▶ [WORK INSTRUCTIONS] Copy the lines below without any change.

▶ [Layout coordinate data]
--- START ---

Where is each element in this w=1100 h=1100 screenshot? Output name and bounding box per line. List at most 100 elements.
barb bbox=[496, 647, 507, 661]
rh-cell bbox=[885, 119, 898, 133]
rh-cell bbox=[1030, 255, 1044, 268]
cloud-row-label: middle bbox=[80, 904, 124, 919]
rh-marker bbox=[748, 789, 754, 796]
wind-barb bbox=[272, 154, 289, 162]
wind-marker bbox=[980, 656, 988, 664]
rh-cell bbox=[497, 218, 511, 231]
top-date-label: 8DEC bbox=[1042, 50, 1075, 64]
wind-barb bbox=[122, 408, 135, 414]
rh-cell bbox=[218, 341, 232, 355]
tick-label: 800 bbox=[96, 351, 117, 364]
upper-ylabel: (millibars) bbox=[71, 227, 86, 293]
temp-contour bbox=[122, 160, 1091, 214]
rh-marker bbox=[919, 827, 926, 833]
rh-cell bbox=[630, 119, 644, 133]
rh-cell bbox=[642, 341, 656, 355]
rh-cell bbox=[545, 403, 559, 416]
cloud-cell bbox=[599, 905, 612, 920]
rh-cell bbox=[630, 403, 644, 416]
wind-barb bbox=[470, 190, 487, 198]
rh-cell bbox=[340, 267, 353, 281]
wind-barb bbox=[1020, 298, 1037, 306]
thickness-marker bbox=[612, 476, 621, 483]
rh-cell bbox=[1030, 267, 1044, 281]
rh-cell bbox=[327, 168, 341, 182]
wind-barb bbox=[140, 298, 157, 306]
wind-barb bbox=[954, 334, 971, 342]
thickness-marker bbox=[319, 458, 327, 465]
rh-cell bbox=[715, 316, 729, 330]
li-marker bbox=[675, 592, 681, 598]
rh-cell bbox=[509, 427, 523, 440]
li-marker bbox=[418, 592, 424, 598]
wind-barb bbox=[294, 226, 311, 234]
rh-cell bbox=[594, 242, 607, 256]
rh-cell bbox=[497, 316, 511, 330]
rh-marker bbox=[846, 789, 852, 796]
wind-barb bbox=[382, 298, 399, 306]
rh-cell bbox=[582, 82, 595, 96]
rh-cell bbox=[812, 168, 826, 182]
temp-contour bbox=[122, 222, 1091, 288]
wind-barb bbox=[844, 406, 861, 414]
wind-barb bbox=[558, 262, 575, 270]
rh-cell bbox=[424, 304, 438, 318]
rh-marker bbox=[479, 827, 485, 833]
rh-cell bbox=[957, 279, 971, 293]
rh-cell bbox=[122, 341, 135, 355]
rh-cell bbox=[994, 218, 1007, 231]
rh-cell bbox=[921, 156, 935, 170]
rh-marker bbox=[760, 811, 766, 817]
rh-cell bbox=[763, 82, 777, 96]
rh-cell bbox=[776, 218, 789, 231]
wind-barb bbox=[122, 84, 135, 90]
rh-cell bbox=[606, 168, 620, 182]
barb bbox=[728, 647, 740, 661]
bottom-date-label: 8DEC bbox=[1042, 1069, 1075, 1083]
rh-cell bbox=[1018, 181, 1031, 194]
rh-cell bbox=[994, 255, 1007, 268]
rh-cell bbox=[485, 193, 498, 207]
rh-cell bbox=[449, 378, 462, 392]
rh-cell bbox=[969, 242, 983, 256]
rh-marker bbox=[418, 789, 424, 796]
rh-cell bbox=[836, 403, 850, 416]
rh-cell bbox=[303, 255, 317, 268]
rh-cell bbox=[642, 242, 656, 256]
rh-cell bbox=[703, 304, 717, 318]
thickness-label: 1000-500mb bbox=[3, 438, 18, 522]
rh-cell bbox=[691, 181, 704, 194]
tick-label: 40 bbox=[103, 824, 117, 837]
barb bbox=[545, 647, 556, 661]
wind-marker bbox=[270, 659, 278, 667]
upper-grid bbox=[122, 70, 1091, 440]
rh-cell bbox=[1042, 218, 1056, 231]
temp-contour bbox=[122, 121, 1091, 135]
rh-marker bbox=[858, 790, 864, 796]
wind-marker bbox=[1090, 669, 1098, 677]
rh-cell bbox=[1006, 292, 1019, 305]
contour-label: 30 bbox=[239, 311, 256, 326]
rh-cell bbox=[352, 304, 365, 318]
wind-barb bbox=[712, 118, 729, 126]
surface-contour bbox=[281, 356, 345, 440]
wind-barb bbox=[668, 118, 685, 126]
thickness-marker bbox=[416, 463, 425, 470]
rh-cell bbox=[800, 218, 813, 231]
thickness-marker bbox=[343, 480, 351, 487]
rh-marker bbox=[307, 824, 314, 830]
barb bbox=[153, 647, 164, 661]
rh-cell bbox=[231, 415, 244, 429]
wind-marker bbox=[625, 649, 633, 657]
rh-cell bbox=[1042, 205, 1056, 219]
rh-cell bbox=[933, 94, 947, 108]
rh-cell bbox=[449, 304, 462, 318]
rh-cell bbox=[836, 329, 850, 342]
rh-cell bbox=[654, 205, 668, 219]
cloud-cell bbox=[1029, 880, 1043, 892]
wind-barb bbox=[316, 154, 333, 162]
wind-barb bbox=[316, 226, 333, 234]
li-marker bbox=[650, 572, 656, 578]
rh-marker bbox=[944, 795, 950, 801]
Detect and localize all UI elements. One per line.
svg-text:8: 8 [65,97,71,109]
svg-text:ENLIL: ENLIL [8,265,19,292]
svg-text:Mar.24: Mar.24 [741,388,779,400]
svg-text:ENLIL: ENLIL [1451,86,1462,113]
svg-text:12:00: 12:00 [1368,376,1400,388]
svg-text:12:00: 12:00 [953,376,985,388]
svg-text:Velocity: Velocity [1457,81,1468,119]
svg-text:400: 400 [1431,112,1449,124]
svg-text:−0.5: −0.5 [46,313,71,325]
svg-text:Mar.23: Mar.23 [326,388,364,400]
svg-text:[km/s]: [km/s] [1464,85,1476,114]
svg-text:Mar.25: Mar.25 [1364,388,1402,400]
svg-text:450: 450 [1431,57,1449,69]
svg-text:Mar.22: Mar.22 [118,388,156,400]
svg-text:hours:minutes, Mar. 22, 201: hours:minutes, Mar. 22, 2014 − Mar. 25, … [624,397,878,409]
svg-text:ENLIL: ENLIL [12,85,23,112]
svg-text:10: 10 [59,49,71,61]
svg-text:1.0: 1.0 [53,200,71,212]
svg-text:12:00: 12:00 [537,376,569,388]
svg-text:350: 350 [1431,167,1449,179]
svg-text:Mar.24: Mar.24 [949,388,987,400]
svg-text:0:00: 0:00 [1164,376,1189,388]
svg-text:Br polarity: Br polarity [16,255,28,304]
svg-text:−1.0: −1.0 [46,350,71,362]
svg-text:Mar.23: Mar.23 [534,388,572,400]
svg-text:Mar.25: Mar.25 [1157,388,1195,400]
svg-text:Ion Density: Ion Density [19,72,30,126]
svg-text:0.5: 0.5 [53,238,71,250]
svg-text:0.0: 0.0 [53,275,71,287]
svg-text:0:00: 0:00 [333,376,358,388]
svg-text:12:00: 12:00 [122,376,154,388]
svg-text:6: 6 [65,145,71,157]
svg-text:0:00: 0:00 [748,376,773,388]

--- END ---

▶ [EXERCISE OUTPUT]
Where is each element in this w=1100 h=1100 screenshot? Output name and bounding box per line. List at most 100 elements.
barb bbox=[496, 647, 507, 661]
rh-cell bbox=[885, 119, 898, 133]
rh-cell bbox=[1030, 255, 1044, 268]
cloud-row-label: middle bbox=[80, 904, 124, 919]
rh-marker bbox=[748, 789, 754, 796]
wind-barb bbox=[272, 154, 289, 162]
wind-marker bbox=[980, 656, 988, 664]
rh-cell bbox=[497, 218, 511, 231]
top-date-label: 8DEC bbox=[1042, 50, 1075, 64]
wind-barb bbox=[122, 408, 135, 414]
rh-cell bbox=[218, 341, 232, 355]
tick-label: 800 bbox=[96, 351, 117, 364]
upper-ylabel: (millibars) bbox=[71, 227, 86, 293]
temp-contour bbox=[122, 160, 1091, 214]
rh-marker bbox=[919, 827, 926, 833]
rh-cell bbox=[630, 119, 644, 133]
rh-cell bbox=[642, 341, 656, 355]
rh-cell bbox=[545, 403, 559, 416]
cloud-cell bbox=[599, 905, 612, 920]
rh-cell bbox=[630, 403, 644, 416]
wind-barb bbox=[470, 190, 487, 198]
rh-cell bbox=[340, 267, 353, 281]
wind-barb bbox=[1020, 298, 1037, 306]
thickness-marker bbox=[612, 476, 621, 483]
rh-cell bbox=[1030, 267, 1044, 281]
rh-cell bbox=[327, 168, 341, 182]
wind-barb bbox=[140, 298, 157, 306]
wind-barb bbox=[954, 334, 971, 342]
thickness-marker bbox=[319, 458, 327, 465]
rh-cell bbox=[715, 316, 729, 330]
li-marker bbox=[675, 592, 681, 598]
rh-cell bbox=[509, 427, 523, 440]
li-marker bbox=[418, 592, 424, 598]
wind-barb bbox=[294, 226, 311, 234]
rh-cell bbox=[594, 242, 607, 256]
rh-cell bbox=[497, 316, 511, 330]
rh-marker bbox=[846, 789, 852, 796]
wind-barb bbox=[382, 298, 399, 306]
rh-cell bbox=[582, 82, 595, 96]
rh-cell bbox=[812, 168, 826, 182]
temp-contour bbox=[122, 222, 1091, 288]
wind-barb bbox=[844, 406, 861, 414]
wind-barb bbox=[558, 262, 575, 270]
rh-cell bbox=[424, 304, 438, 318]
rh-marker bbox=[479, 827, 485, 833]
rh-cell bbox=[957, 279, 971, 293]
rh-cell bbox=[122, 341, 135, 355]
rh-cell bbox=[994, 218, 1007, 231]
rh-cell bbox=[921, 156, 935, 170]
rh-marker bbox=[760, 811, 766, 817]
rh-cell bbox=[763, 82, 777, 96]
rh-cell bbox=[776, 218, 789, 231]
wind-barb bbox=[122, 84, 135, 90]
rh-cell bbox=[606, 168, 620, 182]
barb bbox=[728, 647, 740, 661]
bottom-date-label: 8DEC bbox=[1042, 1069, 1075, 1083]
rh-cell bbox=[1018, 181, 1031, 194]
rh-cell bbox=[994, 255, 1007, 268]
rh-cell bbox=[485, 193, 498, 207]
rh-cell bbox=[449, 378, 462, 392]
rh-cell bbox=[969, 242, 983, 256]
rh-marker bbox=[418, 789, 424, 796]
rh-cell bbox=[836, 403, 850, 416]
rh-cell bbox=[303, 255, 317, 268]
rh-cell bbox=[642, 242, 656, 256]
rh-cell bbox=[703, 304, 717, 318]
thickness-label: 1000-500mb bbox=[3, 438, 18, 522]
rh-cell bbox=[691, 181, 704, 194]
tick-label: 40 bbox=[103, 824, 117, 837]
barb bbox=[545, 647, 556, 661]
wind-marker bbox=[270, 659, 278, 667]
upper-grid bbox=[122, 70, 1091, 440]
rh-cell bbox=[1042, 218, 1056, 231]
temp-contour bbox=[122, 121, 1091, 135]
rh-marker bbox=[858, 790, 864, 796]
wind-marker bbox=[1090, 669, 1098, 677]
rh-cell bbox=[1006, 292, 1019, 305]
contour-label: 30 bbox=[239, 311, 256, 326]
rh-cell bbox=[352, 304, 365, 318]
wind-barb bbox=[712, 118, 729, 126]
surface-contour bbox=[281, 356, 345, 440]
wind-barb bbox=[668, 118, 685, 126]
thickness-marker bbox=[416, 463, 425, 470]
rh-cell bbox=[800, 218, 813, 231]
thickness-marker bbox=[343, 480, 351, 487]
rh-marker bbox=[307, 824, 314, 830]
barb bbox=[153, 647, 164, 661]
rh-cell bbox=[231, 415, 244, 429]
wind-marker bbox=[625, 649, 633, 657]
rh-cell bbox=[1042, 205, 1056, 219]
rh-cell bbox=[933, 94, 947, 108]
rh-cell bbox=[449, 304, 462, 318]
rh-cell bbox=[836, 329, 850, 342]
rh-cell bbox=[654, 205, 668, 219]
cloud-cell bbox=[1029, 880, 1043, 892]
wind-barb bbox=[316, 154, 333, 162]
wind-barb bbox=[316, 226, 333, 234]
li-marker bbox=[650, 572, 656, 578]
rh-marker bbox=[944, 795, 950, 801]
Detect and localize all UI elements. One per line.
svg-text:8: 8 [65,97,71,109]
svg-text:ENLIL: ENLIL [8,265,19,292]
svg-text:Mar.24: Mar.24 [741,388,779,400]
svg-text:ENLIL: ENLIL [1451,86,1462,113]
svg-text:12:00: 12:00 [1368,376,1400,388]
svg-text:12:00: 12:00 [953,376,985,388]
svg-text:Velocity: Velocity [1457,81,1468,119]
svg-text:400: 400 [1431,112,1449,124]
svg-text:−0.5: −0.5 [46,313,71,325]
svg-text:Mar.23: Mar.23 [326,388,364,400]
svg-text:[km/s]: [km/s] [1464,85,1476,114]
svg-text:Mar.25: Mar.25 [1364,388,1402,400]
svg-text:450: 450 [1431,57,1449,69]
svg-text:Mar.22: Mar.22 [118,388,156,400]
svg-text:hours:minutes, Mar. 22, 201: hours:minutes, Mar. 22, 2014 − Mar. 25, … [624,397,878,409]
svg-text:ENLIL: ENLIL [12,85,23,112]
svg-text:10: 10 [59,49,71,61]
svg-text:1.0: 1.0 [53,200,71,212]
svg-text:12:00: 12:00 [537,376,569,388]
svg-text:350: 350 [1431,167,1449,179]
svg-text:Mar.24: Mar.24 [949,388,987,400]
svg-text:0:00: 0:00 [1164,376,1189,388]
svg-text:Br polarity: Br polarity [16,255,28,304]
svg-text:−1.0: −1.0 [46,350,71,362]
svg-text:Mar.23: Mar.23 [534,388,572,400]
svg-text:Mar.25: Mar.25 [1157,388,1195,400]
svg-text:Ion Density: Ion Density [19,72,30,126]
svg-text:0.5: 0.5 [53,238,71,250]
svg-text:0.0: 0.0 [53,275,71,287]
svg-text:0:00: 0:00 [333,376,358,388]
svg-text:12:00: 12:00 [122,376,154,388]
svg-text:6: 6 [65,145,71,157]
svg-text:0:00: 0:00 [748,376,773,388]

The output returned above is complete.